▶ _Extracted records_:

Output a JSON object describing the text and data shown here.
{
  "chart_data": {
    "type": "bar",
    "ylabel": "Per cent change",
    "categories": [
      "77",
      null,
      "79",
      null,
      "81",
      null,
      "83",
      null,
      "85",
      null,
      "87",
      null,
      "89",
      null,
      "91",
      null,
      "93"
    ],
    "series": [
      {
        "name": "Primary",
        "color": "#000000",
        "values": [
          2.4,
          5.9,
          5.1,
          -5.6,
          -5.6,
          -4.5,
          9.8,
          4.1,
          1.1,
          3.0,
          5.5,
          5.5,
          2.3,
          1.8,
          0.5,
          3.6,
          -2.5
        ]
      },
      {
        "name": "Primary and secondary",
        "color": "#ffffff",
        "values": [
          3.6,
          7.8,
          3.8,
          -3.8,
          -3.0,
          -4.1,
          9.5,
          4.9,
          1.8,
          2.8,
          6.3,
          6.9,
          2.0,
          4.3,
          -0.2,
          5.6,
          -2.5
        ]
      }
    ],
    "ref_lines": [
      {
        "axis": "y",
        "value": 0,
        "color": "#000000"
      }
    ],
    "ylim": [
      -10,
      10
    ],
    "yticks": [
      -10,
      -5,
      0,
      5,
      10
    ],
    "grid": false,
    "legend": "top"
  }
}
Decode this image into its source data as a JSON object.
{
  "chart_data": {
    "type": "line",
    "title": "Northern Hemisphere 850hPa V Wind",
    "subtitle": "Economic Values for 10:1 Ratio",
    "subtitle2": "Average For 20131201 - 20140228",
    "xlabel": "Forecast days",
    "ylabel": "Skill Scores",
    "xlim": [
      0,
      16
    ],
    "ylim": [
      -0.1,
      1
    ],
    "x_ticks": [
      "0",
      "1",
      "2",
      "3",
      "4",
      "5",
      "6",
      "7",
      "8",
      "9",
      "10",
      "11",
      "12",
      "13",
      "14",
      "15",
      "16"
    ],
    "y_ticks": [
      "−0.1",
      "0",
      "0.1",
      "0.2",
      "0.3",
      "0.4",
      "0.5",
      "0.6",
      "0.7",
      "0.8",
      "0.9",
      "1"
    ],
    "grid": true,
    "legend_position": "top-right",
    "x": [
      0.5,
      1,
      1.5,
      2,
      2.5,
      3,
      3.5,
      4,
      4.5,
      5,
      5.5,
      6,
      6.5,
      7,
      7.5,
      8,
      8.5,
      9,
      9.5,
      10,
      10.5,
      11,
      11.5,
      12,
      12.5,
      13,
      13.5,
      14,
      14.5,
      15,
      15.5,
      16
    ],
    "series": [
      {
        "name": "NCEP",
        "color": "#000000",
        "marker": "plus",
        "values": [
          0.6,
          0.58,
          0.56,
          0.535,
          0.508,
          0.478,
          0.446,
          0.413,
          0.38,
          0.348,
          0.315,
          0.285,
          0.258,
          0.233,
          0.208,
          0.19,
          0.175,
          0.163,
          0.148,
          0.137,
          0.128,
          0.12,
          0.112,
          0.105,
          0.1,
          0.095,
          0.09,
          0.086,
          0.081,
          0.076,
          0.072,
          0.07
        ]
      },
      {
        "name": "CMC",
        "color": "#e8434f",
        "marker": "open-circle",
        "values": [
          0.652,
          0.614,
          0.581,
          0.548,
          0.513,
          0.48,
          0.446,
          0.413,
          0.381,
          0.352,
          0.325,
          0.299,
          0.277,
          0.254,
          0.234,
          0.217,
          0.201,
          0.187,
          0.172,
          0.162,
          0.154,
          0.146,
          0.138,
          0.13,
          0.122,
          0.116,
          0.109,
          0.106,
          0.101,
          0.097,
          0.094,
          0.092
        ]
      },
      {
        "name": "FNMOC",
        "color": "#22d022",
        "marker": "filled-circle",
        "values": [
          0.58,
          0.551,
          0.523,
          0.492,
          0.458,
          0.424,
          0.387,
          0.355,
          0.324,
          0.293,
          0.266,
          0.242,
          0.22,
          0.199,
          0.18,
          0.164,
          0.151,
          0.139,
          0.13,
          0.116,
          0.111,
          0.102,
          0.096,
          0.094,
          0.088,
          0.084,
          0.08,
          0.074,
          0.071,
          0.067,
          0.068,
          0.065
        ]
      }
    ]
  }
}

▶ _Given request_:
All of the entries must be written out exactly as they stand.

▶ _Written solution_:
Output a JSON object describing the text and data shown here.
{
  "chart_data": {
    "type": "bar",
    "ylabel": "Per cent change",
    "categories": [
      "77",
      null,
      "79",
      null,
      "81",
      null,
      "83",
      null,
      "85",
      null,
      "87",
      null,
      "89",
      null,
      "91",
      null,
      "93"
    ],
    "series": [
      {
        "name": "Primary",
        "color": "#000000",
        "values": [
          2.4,
          5.9,
          5.1,
          -5.6,
          -5.6,
          -4.5,
          9.8,
          4.1,
          1.1,
          3.0,
          5.5,
          5.5,
          2.3,
          1.8,
          0.5,
          3.6,
          -2.5
        ]
      },
      {
        "name": "Primary and secondary",
        "color": "#ffffff",
        "values": [
          3.6,
          7.8,
          3.8,
          -3.8,
          -3.0,
          -4.1,
          9.5,
          4.9,
          1.8,
          2.8,
          6.3,
          6.9,
          2.0,
          4.3,
          -0.2,
          5.6,
          -2.5
        ]
      }
    ],
    "ref_lines": [
      {
        "axis": "y",
        "value": 0,
        "color": "#000000"
      }
    ],
    "ylim": [
      -10,
      10
    ],
    "yticks": [
      -10,
      -5,
      0,
      5,
      10
    ],
    "grid": false,
    "legend": "top"
  }
}
Decode this image into its source data as a JSON object.
{
  "chart_data": {
    "type": "line",
    "title": "Northern Hemisphere 850hPa V Wind",
    "subtitle": "Economic Values for 10:1 Ratio",
    "subtitle2": "Average For 20131201 - 20140228",
    "xlabel": "Forecast days",
    "ylabel": "Skill Scores",
    "xlim": [
      0,
      16
    ],
    "ylim": [
      -0.1,
      1
    ],
    "x_ticks": [
      "0",
      "1",
      "2",
      "3",
      "4",
      "5",
      "6",
      "7",
      "8",
      "9",
      "10",
      "11",
      "12",
      "13",
      "14",
      "15",
      "16"
    ],
    "y_ticks": [
      "−0.1",
      "0",
      "0.1",
      "0.2",
      "0.3",
      "0.4",
      "0.5",
      "0.6",
      "0.7",
      "0.8",
      "0.9",
      "1"
    ],
    "grid": true,
    "legend_position": "top-right",
    "x": [
      0.5,
      1,
      1.5,
      2,
      2.5,
      3,
      3.5,
      4,
      4.5,
      5,
      5.5,
      6,
      6.5,
      7,
      7.5,
      8,
      8.5,
      9,
      9.5,
      10,
      10.5,
      11,
      11.5,
      12,
      12.5,
      13,
      13.5,
      14,
      14.5,
      15,
      15.5,
      16
    ],
    "series": [
      {
        "name": "NCEP",
        "color": "#000000",
        "marker": "plus",
        "values": [
          0.6,
          0.58,
          0.56,
          0.535,
          0.508,
          0.478,
          0.446,
          0.413,
          0.38,
          0.348,
          0.315,
          0.285,
          0.258,
          0.233,
          0.208,
          0.19,
          0.175,
          0.163,
          0.148,
          0.137,
          0.128,
          0.12,
          0.112,
          0.105,
          0.1,
          0.095,
          0.09,
          0.086,
          0.081,
          0.076,
          0.072,
          0.07
        ]
      },
      {
        "name": "CMC",
        "color": "#e8434f",
        "marker": "open-circle",
        "values": [
          0.652,
          0.614,
          0.581,
          0.548,
          0.513,
          0.48,
          0.446,
          0.413,
          0.381,
          0.352,
          0.325,
          0.299,
          0.277,
          0.254,
          0.234,
          0.217,
          0.201,
          0.187,
          0.172,
          0.162,
          0.154,
          0.146,
          0.138,
          0.13,
          0.122,
          0.116,
          0.109,
          0.106,
          0.101,
          0.097,
          0.094,
          0.092
        ]
      },
      {
        "name": "FNMOC",
        "color": "#22d022",
        "marker": "filled-circle",
        "values": [
          0.58,
          0.551,
          0.523,
          0.492,
          0.458,
          0.424,
          0.387,
          0.355,
          0.324,
          0.293,
          0.266,
          0.242,
          0.22,
          0.199,
          0.18,
          0.164,
          0.151,
          0.139,
          0.13,
          0.116,
          0.111,
          0.102,
          0.096,
          0.094,
          0.088,
          0.084,
          0.08,
          0.074,
          0.071,
          0.067,
          0.068,
          0.065
        ]
      }
    ]
  }
}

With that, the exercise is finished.